[Lines of data]
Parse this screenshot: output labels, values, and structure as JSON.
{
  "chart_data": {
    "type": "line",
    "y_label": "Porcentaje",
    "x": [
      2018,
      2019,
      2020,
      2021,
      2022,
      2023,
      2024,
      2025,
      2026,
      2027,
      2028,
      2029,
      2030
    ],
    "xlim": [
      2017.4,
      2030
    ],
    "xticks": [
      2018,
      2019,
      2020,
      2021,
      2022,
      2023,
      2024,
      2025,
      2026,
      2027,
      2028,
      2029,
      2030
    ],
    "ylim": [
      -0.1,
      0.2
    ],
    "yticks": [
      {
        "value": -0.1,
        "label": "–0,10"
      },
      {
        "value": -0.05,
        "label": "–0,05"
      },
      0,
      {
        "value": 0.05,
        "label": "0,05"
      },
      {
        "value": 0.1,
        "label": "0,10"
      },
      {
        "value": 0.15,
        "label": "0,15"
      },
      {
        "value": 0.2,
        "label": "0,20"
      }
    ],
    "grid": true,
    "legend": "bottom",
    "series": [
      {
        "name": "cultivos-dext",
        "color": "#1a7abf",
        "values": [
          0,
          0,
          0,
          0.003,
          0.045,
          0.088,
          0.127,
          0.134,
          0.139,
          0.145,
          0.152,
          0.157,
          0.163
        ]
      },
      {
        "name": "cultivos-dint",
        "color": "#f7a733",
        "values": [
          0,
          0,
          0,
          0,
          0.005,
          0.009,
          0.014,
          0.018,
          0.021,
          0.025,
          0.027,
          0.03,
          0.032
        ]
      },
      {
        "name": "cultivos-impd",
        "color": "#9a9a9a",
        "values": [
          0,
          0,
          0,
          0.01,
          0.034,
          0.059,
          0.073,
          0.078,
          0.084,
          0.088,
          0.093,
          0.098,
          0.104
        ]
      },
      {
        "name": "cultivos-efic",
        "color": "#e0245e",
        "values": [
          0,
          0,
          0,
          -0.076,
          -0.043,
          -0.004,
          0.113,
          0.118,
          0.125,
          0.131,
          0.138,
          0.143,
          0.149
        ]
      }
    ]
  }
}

# [Your task]
Keep only the lines that hold the string "name", and copy them out.

# [Result of this exercise]
        "name": "cultivos-dext",
        "name": "cultivos-dint",
        "name": "cultivos-impd",
        "name": "cultivos-efic",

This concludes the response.